Records about charts and figures

● ● ● ● ●

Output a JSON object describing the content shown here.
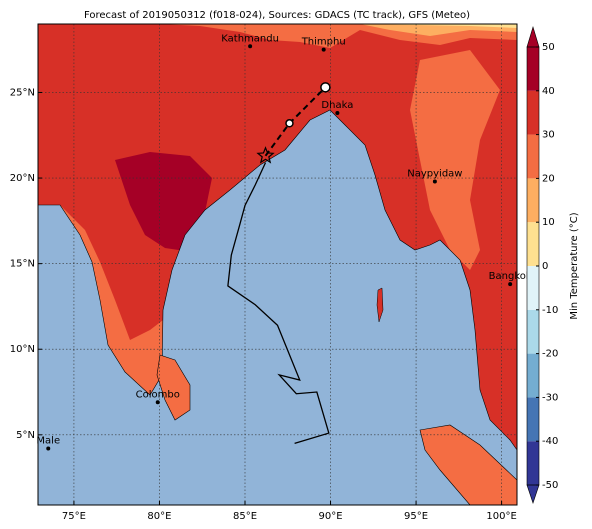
{
  "map": {
    "title": "Forecast of 2019050312 (f018-024), Sources: GDACS (TC track), GFS (Meteo)",
    "xlim": [
      72.9,
      100.9
    ],
    "ylim": [
      0.9,
      29.0
    ],
    "xticks": [
      {
        "value": 75,
        "label": "75°E"
      },
      {
        "value": 80,
        "label": "80°E"
      },
      {
        "value": 85,
        "label": "85°E"
      },
      {
        "value": 90,
        "label": "90°E"
      },
      {
        "value": 95,
        "label": "95°E"
      },
      {
        "value": 100,
        "label": "100°E"
      }
    ],
    "yticks": [
      {
        "value": 5,
        "label": "5°N"
      },
      {
        "value": 10,
        "label": "10°N"
      },
      {
        "value": 15,
        "label": "15°N"
      },
      {
        "value": 20,
        "label": "20°N"
      },
      {
        "value": 25,
        "label": "25°N"
      }
    ],
    "cities": [
      {
        "name": "Kathmandu",
        "lon": 85.3,
        "lat": 27.7
      },
      {
        "name": "Thimphu",
        "lon": 89.6,
        "lat": 27.5
      },
      {
        "name": "Dhaka",
        "lon": 90.4,
        "lat": 23.8
      },
      {
        "name": "Naypyidaw",
        "lon": 96.1,
        "lat": 19.8
      },
      {
        "name": "Bangkok",
        "lon": 100.5,
        "lat": 13.8
      },
      {
        "name": "Colombo",
        "lon": 79.9,
        "lat": 6.9
      },
      {
        "name": "Male",
        "lon": 73.5,
        "lat": 4.2
      }
    ],
    "track": {
      "lon": [
        87.9,
        89.9,
        89.2,
        88.0,
        87.0,
        88.2,
        86.9,
        85.6,
        84.0,
        84.2,
        84.7,
        85.0,
        85.6,
        86.2
      ],
      "lat": [
        4.5,
        5.1,
        7.5,
        7.4,
        8.5,
        8.2,
        11.4,
        12.6,
        13.7,
        15.5,
        17.3,
        18.4,
        19.6,
        20.9
      ]
    },
    "forecast": {
      "lon": [
        86.2,
        87.6,
        89.7
      ],
      "lat": [
        21.3,
        23.2,
        25.3
      ]
    },
    "colorbar": {
      "label": "Min Temperature (°C)",
      "ticks": [
        -50,
        -40,
        -30,
        -20,
        -10,
        0,
        10,
        20,
        30,
        40,
        50
      ],
      "colors": [
        "#313695",
        "#4575b4",
        "#74add1",
        "#abd9e9",
        "#e0f3f8",
        "#fee090",
        "#fdae61",
        "#f46d43",
        "#d73027",
        "#a50026"
      ]
    }
  }
}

● ● ● ● ●

Goal of the exercise: Pull out every line of the entries that includes the word "name".

Written answer:
        "name": "Kathmandu",
        "name": "Thimphu",
        "name": "Dhaka",
        "name": "Naypyidaw",
        "name": "Bangkok",
        "name": "Colombo",
        "name": "Male",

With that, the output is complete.